■ TASK DESCRIPTION ■
In the passage below on TerraPower's Natrium reactors, by how much does the cited MIT study say integrating nuclear into energy grids lowers overall system costs?

■ SELECTED EXCERPT ■
┌──
This flexibility allows TerraPower to deliver electricity precisely when prices are highest, boosting plant profitability while supporting grid stability—a vital capability in an era of fluctuating renewable energy supplies. "Energy storage gave us almost an unanticipated benefit," Levesque said. "It allowed us to separate the nuclear and non-nuclear parts of the plant, significantly reducing costs and regulatory hurdles."

In addition to cost and safety advantages, Natrium's design also allows for unprecedented flexibility in plant siting and scalability. Without the need for massive water supplies or specialized high-pressure infrastructure, Natrium reactors can be deployed closer to demand centers, retiring coal plants like where they are building their first plant in Wyoming, and adapted for modular, factory-built manufacturing. This flexibility not only shortens construction timelines but also creates economic opportunities for regions transitioning from fossil fuels to clean energy, giving Natrium a critical edge in the race to decarbonize.

Meeting Exploding Global Energy Demand

While renewable energy sources like solar and wind are vital, Levesque emphasized that they alone cannot meet the surging global electricity demand. With the rise of AI, data centers, electric vehicles, and efforts to lift billions out of energy poverty, demand for renewables is expected to triple by 2050.

“We need a portfolio, and nuclear is a really important part of the portfolio,”  Levesque said, citing an MIT study showing that integrating nuclear into energy grids lowers overall system costs by about 20%. Nuclear’s “power density” is a crucial differentiator: a uranium fuel pellet the size of a pinky tip can produce as much energy as a railcar full of coal, according to Levesque. This energy density not only reduces land use but also provides a resilience advantage, especially in politically volatile regions.

"When you load the fuel, you’ve loaded two winters' worth of heat. You can't have interruption due to a problem with a pipeline or a railway,” Levesque said.

Moreover, nuclear energy offers a critical hedge against the intermittency challenges inherent in some renewable sources. While solar and wind output can fluctuate dramatically with weather patterns and time of day, nuclear provides a stable, 24/7 baseload supply.
└──
■ Dataset excerpts ■
┌──
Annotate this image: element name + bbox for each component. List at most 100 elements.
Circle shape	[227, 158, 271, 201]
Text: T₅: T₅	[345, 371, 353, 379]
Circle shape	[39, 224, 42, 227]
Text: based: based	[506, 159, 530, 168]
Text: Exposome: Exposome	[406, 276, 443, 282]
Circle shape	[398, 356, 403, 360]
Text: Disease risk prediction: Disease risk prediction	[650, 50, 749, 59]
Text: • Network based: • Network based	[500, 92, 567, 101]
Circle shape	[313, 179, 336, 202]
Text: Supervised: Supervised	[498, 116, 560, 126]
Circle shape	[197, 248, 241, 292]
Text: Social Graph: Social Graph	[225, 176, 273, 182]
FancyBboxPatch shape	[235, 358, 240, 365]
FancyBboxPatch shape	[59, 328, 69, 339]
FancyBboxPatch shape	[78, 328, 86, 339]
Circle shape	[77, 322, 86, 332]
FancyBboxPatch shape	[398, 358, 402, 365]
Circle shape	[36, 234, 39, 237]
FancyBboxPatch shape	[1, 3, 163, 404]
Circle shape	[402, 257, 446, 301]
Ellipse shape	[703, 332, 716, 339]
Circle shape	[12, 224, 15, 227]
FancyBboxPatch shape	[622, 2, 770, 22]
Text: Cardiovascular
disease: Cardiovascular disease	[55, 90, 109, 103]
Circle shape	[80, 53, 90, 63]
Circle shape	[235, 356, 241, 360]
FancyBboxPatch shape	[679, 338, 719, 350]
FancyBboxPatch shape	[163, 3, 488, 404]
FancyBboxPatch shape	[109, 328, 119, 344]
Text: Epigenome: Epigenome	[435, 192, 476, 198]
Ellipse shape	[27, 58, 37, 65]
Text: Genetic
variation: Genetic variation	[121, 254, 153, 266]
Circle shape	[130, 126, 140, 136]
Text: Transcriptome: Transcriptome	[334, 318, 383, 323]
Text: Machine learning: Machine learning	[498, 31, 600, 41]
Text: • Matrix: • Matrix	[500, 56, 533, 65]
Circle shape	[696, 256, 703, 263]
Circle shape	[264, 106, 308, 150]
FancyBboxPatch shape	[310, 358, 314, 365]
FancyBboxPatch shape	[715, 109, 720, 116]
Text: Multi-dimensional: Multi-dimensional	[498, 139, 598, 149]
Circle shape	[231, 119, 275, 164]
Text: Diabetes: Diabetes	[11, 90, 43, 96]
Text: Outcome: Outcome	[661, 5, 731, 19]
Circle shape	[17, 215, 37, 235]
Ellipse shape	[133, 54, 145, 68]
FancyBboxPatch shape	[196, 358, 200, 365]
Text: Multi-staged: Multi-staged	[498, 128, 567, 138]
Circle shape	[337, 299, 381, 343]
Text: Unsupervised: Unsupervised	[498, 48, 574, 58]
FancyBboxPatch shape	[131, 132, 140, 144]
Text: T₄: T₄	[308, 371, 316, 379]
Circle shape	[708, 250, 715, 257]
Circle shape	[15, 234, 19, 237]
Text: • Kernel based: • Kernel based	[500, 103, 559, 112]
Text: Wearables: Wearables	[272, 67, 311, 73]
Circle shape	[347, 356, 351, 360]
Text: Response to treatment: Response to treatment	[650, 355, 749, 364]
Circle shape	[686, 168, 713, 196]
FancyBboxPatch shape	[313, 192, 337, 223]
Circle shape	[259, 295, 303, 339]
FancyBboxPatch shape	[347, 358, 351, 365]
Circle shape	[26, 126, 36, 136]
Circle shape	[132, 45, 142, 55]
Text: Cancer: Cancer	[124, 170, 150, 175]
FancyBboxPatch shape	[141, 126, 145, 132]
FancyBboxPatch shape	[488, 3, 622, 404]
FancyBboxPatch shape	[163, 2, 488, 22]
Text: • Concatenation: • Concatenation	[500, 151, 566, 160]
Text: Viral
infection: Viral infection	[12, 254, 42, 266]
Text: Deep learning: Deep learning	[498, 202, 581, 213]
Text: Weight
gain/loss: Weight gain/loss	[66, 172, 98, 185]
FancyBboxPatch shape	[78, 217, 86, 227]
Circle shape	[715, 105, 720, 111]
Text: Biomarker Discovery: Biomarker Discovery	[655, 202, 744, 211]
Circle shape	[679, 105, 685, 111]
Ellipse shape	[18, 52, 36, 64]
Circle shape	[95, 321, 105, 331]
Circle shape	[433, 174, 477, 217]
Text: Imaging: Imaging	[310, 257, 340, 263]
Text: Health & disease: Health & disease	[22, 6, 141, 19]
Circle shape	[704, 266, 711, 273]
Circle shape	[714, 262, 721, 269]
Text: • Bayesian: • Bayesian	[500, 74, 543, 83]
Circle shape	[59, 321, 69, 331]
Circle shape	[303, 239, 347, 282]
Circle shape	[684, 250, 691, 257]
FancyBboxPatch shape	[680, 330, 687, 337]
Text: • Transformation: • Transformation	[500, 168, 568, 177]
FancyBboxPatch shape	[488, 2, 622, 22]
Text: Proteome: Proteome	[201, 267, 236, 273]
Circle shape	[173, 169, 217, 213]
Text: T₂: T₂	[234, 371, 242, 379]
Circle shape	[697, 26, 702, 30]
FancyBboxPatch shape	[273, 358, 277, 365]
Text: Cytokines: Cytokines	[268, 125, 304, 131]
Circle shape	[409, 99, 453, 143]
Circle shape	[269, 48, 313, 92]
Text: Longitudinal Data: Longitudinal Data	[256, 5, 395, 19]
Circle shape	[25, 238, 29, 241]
└──
■ WRITTEN RESPONSE ■
About 20%.